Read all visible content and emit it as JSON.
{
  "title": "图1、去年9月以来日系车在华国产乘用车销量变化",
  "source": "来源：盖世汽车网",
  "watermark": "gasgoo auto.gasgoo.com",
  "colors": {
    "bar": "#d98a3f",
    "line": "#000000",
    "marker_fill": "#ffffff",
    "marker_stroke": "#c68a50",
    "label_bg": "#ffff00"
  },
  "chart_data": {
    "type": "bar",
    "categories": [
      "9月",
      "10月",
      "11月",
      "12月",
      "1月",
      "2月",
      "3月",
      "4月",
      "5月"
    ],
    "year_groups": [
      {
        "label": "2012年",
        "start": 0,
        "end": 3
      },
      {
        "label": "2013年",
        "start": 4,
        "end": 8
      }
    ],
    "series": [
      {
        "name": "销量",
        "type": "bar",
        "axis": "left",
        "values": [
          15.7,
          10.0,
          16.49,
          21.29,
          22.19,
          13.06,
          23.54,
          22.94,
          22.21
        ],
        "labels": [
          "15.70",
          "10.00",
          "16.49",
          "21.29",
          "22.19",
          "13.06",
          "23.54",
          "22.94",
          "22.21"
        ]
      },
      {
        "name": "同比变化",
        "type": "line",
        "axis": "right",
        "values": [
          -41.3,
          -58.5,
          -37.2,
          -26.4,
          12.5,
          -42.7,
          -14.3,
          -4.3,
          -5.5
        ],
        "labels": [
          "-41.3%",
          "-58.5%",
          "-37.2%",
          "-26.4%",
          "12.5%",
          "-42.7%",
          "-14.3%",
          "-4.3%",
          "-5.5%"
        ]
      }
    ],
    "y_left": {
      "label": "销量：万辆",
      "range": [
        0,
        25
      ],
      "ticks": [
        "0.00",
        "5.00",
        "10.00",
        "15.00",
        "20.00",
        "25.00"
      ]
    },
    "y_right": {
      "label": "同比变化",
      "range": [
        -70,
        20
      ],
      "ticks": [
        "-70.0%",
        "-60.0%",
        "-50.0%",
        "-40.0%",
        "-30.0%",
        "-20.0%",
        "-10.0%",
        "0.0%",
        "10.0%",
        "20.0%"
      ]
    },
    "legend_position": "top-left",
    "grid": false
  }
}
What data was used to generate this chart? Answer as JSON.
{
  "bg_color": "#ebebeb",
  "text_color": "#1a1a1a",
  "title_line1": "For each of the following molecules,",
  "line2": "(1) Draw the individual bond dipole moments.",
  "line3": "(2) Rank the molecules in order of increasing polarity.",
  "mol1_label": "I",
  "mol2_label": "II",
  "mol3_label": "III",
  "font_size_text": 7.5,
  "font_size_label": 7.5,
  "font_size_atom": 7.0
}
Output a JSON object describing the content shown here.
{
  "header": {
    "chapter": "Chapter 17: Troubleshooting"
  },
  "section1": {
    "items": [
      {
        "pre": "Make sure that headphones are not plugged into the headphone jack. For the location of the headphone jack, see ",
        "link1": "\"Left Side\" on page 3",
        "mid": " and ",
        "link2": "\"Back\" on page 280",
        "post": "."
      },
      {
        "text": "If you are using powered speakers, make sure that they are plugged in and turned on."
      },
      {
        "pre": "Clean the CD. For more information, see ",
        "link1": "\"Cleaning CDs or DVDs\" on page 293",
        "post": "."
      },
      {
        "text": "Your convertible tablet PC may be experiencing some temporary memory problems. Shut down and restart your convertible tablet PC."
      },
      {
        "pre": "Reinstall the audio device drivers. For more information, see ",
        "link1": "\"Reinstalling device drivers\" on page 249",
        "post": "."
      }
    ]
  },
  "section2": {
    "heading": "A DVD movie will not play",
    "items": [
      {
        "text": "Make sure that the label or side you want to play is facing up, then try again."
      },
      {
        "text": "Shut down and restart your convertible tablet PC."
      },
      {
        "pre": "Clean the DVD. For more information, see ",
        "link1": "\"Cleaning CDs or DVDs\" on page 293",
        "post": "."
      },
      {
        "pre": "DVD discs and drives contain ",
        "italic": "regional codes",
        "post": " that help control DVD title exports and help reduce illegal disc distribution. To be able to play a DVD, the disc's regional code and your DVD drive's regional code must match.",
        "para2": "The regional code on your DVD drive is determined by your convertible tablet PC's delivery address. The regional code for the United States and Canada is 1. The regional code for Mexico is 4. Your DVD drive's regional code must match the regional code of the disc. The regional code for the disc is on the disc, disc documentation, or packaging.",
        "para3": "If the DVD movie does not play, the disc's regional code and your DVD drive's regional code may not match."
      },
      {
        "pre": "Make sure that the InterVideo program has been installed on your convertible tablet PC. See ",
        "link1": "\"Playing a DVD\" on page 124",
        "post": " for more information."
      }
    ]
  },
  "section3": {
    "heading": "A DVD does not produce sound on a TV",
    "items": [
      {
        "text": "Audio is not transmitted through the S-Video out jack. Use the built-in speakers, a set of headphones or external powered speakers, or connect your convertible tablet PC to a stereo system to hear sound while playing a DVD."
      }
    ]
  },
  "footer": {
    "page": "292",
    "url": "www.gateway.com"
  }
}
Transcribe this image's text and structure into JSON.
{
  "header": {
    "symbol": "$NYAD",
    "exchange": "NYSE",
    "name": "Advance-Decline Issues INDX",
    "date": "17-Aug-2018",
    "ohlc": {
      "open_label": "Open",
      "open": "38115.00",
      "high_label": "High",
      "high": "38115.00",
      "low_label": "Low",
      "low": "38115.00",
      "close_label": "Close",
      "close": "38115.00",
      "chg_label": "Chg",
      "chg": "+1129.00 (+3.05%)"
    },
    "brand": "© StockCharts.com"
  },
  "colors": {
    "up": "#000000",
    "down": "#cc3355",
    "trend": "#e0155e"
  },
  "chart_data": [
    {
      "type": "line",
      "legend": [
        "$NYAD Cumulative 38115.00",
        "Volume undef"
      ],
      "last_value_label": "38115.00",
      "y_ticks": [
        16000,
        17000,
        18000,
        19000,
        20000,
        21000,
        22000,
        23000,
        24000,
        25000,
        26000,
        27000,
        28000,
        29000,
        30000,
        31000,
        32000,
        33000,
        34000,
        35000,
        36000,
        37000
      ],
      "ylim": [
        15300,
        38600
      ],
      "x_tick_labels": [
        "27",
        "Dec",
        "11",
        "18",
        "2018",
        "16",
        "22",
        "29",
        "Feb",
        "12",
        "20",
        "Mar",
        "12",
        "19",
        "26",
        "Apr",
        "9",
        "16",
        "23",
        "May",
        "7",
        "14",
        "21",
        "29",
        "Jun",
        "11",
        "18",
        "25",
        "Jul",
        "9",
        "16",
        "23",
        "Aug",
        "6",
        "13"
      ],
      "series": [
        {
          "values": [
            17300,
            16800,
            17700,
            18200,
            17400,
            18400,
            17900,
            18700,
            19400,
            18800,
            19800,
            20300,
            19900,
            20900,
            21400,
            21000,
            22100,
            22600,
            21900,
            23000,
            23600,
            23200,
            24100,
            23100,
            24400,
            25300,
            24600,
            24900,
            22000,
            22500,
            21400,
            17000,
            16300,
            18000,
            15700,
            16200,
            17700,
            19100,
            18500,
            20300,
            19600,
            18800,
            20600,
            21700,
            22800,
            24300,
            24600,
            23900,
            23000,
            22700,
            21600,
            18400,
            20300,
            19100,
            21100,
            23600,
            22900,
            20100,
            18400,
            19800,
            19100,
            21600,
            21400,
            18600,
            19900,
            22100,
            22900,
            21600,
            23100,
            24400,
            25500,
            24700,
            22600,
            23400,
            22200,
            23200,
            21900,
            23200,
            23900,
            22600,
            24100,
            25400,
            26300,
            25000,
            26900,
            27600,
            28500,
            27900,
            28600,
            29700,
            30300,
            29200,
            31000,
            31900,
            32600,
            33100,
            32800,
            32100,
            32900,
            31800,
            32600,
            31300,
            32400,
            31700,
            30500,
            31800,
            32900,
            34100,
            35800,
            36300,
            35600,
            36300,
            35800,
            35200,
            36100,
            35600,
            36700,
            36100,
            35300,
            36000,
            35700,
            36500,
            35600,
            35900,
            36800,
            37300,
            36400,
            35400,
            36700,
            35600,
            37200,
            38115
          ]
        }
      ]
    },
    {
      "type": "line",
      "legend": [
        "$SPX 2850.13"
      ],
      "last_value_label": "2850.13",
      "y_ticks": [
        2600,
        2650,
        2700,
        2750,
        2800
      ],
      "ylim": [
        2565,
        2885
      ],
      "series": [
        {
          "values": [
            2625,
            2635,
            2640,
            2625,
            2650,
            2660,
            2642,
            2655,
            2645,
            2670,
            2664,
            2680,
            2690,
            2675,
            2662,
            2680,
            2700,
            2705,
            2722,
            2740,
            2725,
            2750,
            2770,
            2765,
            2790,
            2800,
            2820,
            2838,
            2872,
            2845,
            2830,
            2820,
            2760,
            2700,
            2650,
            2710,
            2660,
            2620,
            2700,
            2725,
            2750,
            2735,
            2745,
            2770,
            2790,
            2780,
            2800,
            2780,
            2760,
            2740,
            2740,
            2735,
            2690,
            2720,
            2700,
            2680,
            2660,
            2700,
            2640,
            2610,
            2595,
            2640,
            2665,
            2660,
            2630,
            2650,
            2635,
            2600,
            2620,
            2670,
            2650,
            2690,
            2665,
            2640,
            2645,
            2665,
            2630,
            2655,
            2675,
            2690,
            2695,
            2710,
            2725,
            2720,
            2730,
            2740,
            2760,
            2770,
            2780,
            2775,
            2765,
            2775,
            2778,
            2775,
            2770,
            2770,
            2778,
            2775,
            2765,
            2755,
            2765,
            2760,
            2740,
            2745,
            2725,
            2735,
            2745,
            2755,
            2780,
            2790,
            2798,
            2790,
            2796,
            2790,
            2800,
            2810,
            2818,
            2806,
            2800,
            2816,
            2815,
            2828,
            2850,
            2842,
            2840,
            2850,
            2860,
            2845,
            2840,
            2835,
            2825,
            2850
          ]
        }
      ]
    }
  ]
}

### Work to complete
A line counts if it holds the word "device". How many lines of the entries count? Give the number only.

### Task result
2